INSTRUCTIONS TO FOLLOW:
Translate this sentence from the seminar report below into Spanish: "The clear dividing lines between subject areas, between teacher, researcher and practitioner are being eroded as the problems we face demand multi-disciplinary solutions."
Start of EXTRACT PROVIDED
New Learning Avenues
September 5, 2012 \ Creative Workspace
by Karen Pickering
Our third ‘Creative Workspace’ hosted evening seminar began with Karen Pickering of PagePark giving a condensed visual history of learning spaces. It served as a reminder of the interdependency of teaching style and learning environment, from the open-air gymnasium of ancient Greece, through the enclosed cloisters and courtyards of Oxford and Cambridge to the public spectacle of Enlightenment lectures, each a physical embodiment an approach to teaching. Karen finished with a quote from Confucius,
“Every truth has four corners: as a teacher I give you one corner, and it is for you to find the other three.”
and asked, can our contemporary learning environments help students find the other three corners?
Dr Vicky Gunn of University of Glasgow Learning and Teaching Centre gave us an insight into the shifting academic landscape and asserted that architecture should be subordinate to scholastic requirements. By the early 20th century the Gilbert Scott building was deemed unfit for purpose and yet this neo-gothic pile is now an important element attracting students to study at Glasgow.
Acknowledging the important role digital technology will play in how courses are delivered, Vicky made a plea for the enduring power of a good teacher delivering an engaging lecture. Massive open online courses, (MOOCs) have the potential to widen access enormously but do we have the technological interfaces to support them?
The clear dividing lines between subject areas, between teacher, researcher and practitioner are being eroded as the problems we face demand multi-disciplinary solutions. Architecturally, can we think of two hearts? the individual subject heart and the social heart where interactions take place.
End of EXTRACT PROVIDED
Start of RECORDED INFORMATION
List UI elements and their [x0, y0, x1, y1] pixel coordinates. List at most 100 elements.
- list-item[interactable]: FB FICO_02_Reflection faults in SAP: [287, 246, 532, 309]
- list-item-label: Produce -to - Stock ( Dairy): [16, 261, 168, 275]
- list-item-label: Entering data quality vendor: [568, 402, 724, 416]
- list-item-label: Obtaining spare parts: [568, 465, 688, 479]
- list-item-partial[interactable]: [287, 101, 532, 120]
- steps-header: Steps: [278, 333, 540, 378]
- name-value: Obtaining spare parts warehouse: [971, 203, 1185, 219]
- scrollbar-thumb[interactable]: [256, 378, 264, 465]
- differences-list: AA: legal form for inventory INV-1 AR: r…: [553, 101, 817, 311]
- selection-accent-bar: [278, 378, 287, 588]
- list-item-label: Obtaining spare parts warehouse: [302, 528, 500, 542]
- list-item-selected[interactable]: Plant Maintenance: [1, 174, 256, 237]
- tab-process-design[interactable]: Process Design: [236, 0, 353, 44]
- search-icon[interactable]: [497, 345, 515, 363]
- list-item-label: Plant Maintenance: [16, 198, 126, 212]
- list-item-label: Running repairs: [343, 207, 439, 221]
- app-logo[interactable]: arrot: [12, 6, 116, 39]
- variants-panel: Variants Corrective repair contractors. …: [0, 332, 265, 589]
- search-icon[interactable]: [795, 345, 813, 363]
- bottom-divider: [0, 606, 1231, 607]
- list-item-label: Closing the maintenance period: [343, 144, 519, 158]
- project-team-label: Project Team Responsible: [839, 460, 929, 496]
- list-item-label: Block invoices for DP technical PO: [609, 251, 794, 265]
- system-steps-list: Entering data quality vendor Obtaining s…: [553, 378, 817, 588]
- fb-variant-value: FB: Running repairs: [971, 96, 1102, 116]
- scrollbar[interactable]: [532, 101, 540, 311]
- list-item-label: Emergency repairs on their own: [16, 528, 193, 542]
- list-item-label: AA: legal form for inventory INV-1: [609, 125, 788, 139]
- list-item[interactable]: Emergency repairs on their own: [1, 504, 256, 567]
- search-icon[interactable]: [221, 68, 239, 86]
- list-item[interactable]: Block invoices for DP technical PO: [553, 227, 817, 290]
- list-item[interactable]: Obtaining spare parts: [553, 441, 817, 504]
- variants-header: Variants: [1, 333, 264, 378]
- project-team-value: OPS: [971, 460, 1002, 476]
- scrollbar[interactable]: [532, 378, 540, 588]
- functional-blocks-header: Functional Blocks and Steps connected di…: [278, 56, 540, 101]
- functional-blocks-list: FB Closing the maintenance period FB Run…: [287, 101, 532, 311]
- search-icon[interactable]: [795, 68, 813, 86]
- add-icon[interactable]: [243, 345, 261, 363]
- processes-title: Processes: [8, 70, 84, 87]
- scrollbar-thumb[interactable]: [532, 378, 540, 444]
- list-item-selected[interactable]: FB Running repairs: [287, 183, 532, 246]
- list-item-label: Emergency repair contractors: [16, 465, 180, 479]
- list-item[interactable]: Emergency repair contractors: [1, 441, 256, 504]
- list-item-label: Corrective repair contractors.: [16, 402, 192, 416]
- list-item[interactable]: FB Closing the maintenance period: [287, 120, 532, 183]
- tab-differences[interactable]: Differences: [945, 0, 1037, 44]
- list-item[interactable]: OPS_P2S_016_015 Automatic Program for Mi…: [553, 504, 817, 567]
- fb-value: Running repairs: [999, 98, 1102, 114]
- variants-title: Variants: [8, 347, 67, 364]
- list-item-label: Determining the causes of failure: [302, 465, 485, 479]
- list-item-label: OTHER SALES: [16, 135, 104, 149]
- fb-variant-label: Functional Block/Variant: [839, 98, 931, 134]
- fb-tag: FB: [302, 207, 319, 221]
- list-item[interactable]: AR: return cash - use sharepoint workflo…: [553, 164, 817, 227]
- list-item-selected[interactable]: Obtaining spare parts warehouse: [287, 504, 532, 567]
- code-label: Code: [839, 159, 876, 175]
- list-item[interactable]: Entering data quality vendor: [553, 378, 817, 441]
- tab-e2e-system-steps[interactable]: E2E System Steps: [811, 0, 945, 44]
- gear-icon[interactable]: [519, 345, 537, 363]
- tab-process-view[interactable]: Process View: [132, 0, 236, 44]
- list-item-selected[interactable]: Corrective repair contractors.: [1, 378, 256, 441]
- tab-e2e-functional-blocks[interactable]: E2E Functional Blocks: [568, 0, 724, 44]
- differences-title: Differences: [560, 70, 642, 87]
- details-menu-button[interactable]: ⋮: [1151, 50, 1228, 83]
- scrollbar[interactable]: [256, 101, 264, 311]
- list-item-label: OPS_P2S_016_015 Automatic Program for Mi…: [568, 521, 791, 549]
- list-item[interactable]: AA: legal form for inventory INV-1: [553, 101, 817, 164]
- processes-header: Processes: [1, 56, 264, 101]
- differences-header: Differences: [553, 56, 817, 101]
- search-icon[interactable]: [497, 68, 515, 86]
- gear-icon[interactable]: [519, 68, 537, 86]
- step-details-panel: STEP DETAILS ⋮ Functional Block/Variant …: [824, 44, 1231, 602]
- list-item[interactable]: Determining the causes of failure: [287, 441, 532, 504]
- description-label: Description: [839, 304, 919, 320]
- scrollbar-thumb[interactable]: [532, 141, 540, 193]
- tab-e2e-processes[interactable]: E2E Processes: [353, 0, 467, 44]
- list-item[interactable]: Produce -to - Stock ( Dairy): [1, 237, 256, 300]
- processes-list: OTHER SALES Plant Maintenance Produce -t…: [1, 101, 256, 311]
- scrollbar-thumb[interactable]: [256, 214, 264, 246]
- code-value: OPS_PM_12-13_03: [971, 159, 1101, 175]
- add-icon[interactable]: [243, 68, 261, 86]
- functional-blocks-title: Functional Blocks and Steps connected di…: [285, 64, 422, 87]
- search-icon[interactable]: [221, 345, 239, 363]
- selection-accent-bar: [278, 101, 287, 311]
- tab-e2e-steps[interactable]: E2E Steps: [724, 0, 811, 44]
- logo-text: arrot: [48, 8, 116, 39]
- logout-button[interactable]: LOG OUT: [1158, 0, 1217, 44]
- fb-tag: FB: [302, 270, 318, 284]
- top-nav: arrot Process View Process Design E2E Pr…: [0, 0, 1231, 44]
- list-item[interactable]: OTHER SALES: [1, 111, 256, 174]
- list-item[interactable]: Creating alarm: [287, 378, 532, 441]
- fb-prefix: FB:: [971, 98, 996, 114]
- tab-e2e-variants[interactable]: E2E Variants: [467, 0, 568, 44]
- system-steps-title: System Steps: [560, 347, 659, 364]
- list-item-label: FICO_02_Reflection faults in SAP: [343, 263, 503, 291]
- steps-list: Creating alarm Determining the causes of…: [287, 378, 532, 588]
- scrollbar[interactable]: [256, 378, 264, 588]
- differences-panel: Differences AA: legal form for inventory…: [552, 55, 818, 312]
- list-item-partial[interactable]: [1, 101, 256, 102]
End of RECORDED INFORMATION
WRITTEN RESPONSE:
Las claras líneas divisorias entre áreas temáticas, entre docente, investigador y profesional, se están erosionando a medida que los problemas a los que nos enfrentamos exigen soluciones multidisciplinares.